(What you have to do): Copy all of the material word for word, except for the pictures.

(Collected data entries)
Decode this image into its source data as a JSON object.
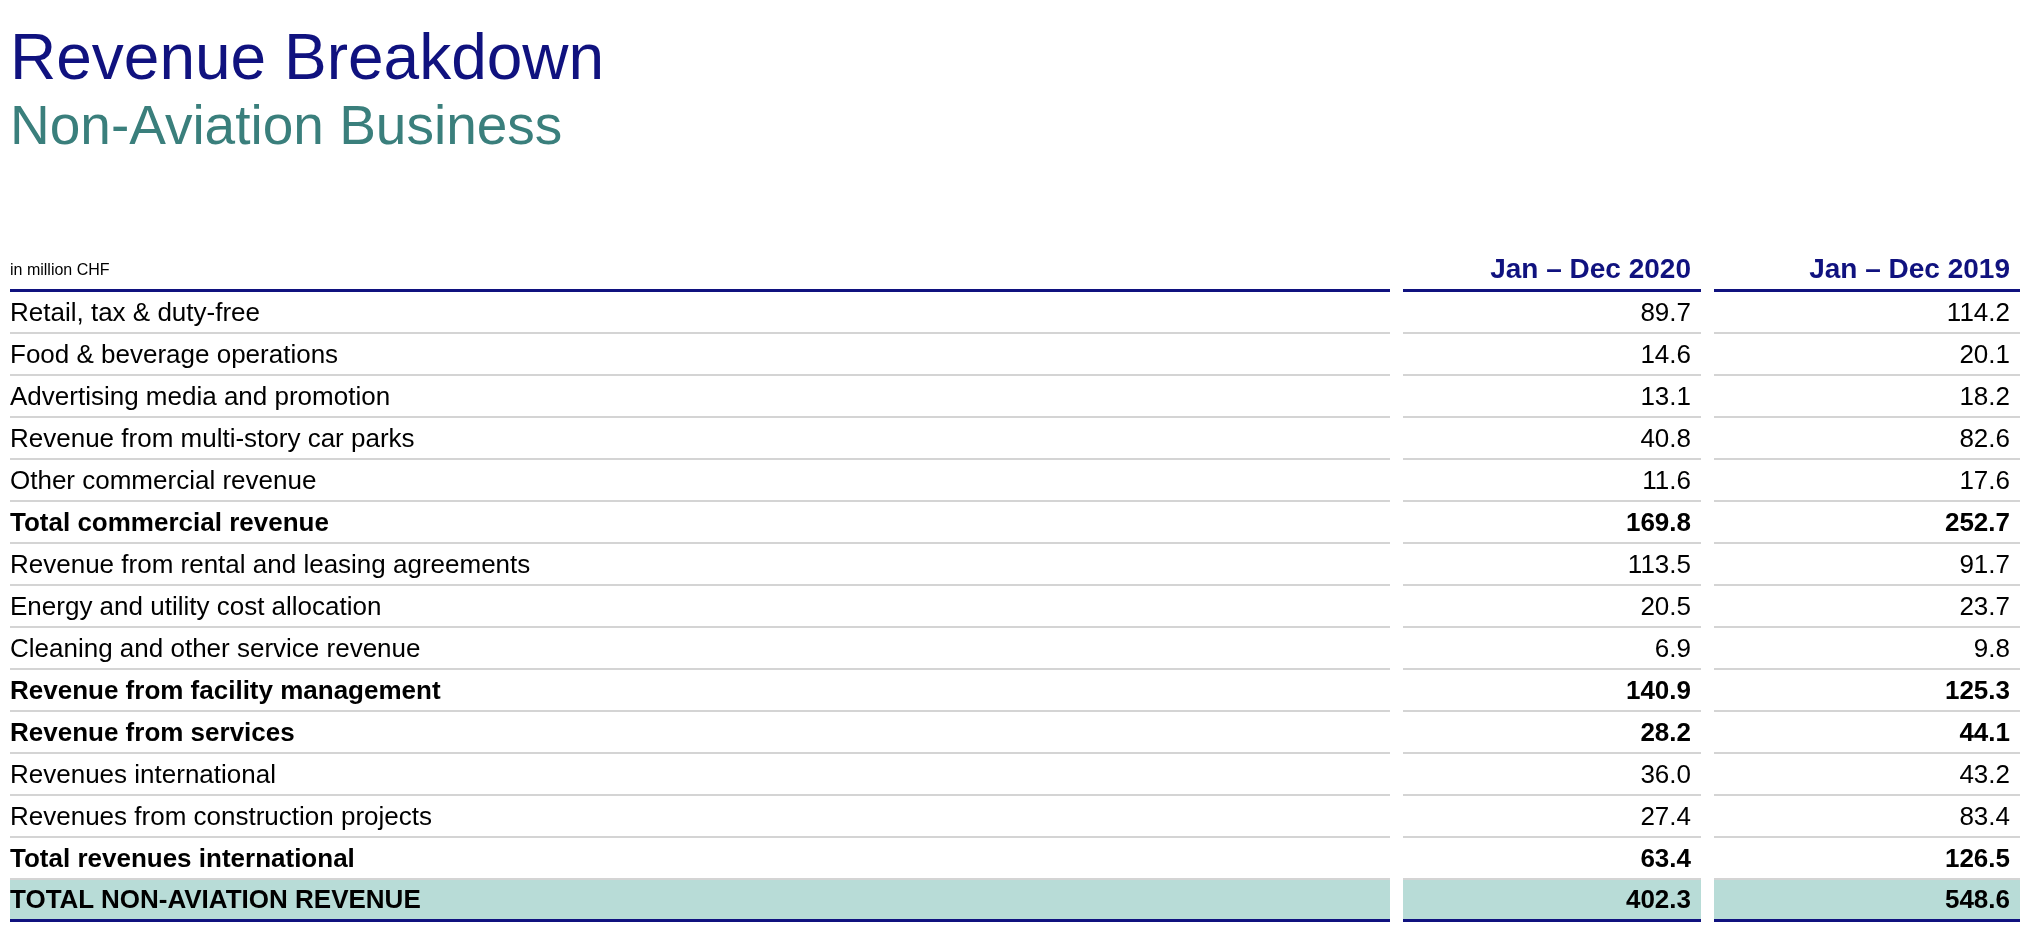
{
  "title": "Revenue Breakdown",
  "subtitle": "Non-Aviation Business",
  "table": {
    "unit_label": "in million CHF",
    "columns": [
      "Jan – Dec 2020",
      "Jan – Dec 2019"
    ],
    "rows": [
      {
        "label": "Retail, tax & duty-free",
        "values": [
          "89.7",
          "114.2"
        ],
        "kind": "item"
      },
      {
        "label": "Food & beverage operations",
        "values": [
          "14.6",
          "20.1"
        ],
        "kind": "item"
      },
      {
        "label": "Advertising media and promotion",
        "values": [
          "13.1",
          "18.2"
        ],
        "kind": "item"
      },
      {
        "label": "Revenue from multi-story car parks",
        "values": [
          "40.8",
          "82.6"
        ],
        "kind": "item"
      },
      {
        "label": "Other commercial revenue",
        "values": [
          "11.6",
          "17.6"
        ],
        "kind": "item"
      },
      {
        "label": "Total commercial revenue",
        "values": [
          "169.8",
          "252.7"
        ],
        "kind": "subtotal"
      },
      {
        "label": "Revenue from rental and leasing agreements",
        "values": [
          "113.5",
          "91.7"
        ],
        "kind": "item"
      },
      {
        "label": "Energy and utility cost allocation",
        "values": [
          "20.5",
          "23.7"
        ],
        "kind": "item"
      },
      {
        "label": "Cleaning and other service revenue",
        "values": [
          "6.9",
          "9.8"
        ],
        "kind": "item"
      },
      {
        "label": "Revenue from facility management",
        "values": [
          "140.9",
          "125.3"
        ],
        "kind": "subtotal"
      },
      {
        "label": "Revenue from services",
        "values": [
          "28.2",
          "44.1"
        ],
        "kind": "subtotal"
      },
      {
        "label": "Revenues international",
        "values": [
          "36.0",
          "43.2"
        ],
        "kind": "item"
      },
      {
        "label": "Revenues from construction projects",
        "values": [
          "27.4",
          "83.4"
        ],
        "kind": "item"
      },
      {
        "label": "Total revenues international",
        "values": [
          "63.4",
          "126.5"
        ],
        "kind": "subtotal"
      },
      {
        "label": "TOTAL NON-AVIATION REVENUE",
        "values": [
          "402.3",
          "548.6"
        ],
        "kind": "total"
      }
    ]
  }
}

(Result for this exercise):
Decode this image into its source data as a JSON object.
{
  "title": "Revenue Breakdown",
  "subtitle": "Non-Aviation Business",
  "table": {
    "unit_label": "in million CHF",
    "columns": [
      "Jan – Dec 2020",
      "Jan – Dec 2019"
    ],
    "rows": [
      {
        "label": "Retail, tax & duty-free",
        "values": [
          "89.7",
          "114.2"
        ],
        "kind": "item"
      },
      {
        "label": "Food & beverage operations",
        "values": [
          "14.6",
          "20.1"
        ],
        "kind": "item"
      },
      {
        "label": "Advertising media and promotion",
        "values": [
          "13.1",
          "18.2"
        ],
        "kind": "item"
      },
      {
        "label": "Revenue from multi-story car parks",
        "values": [
          "40.8",
          "82.6"
        ],
        "kind": "item"
      },
      {
        "label": "Other commercial revenue",
        "values": [
          "11.6",
          "17.6"
        ],
        "kind": "item"
      },
      {
        "label": "Total commercial revenue",
        "values": [
          "169.8",
          "252.7"
        ],
        "kind": "subtotal"
      },
      {
        "label": "Revenue from rental and leasing agreements",
        "values": [
          "113.5",
          "91.7"
        ],
        "kind": "item"
      },
      {
        "label": "Energy and utility cost allocation",
        "values": [
          "20.5",
          "23.7"
        ],
        "kind": "item"
      },
      {
        "label": "Cleaning and other service revenue",
        "values": [
          "6.9",
          "9.8"
        ],
        "kind": "item"
      },
      {
        "label": "Revenue from facility management",
        "values": [
          "140.9",
          "125.3"
        ],
        "kind": "subtotal"
      },
      {
        "label": "Revenue from services",
        "values": [
          "28.2",
          "44.1"
        ],
        "kind": "subtotal"
      },
      {
        "label": "Revenues international",
        "values": [
          "36.0",
          "43.2"
        ],
        "kind": "item"
      },
      {
        "label": "Revenues from construction projects",
        "values": [
          "27.4",
          "83.4"
        ],
        "kind": "item"
      },
      {
        "label": "Total revenues international",
        "values": [
          "63.4",
          "126.5"
        ],
        "kind": "subtotal"
      },
      {
        "label": "TOTAL NON-AVIATION REVENUE",
        "values": [
          "402.3",
          "548.6"
        ],
        "kind": "total"
      }
    ]
  }
}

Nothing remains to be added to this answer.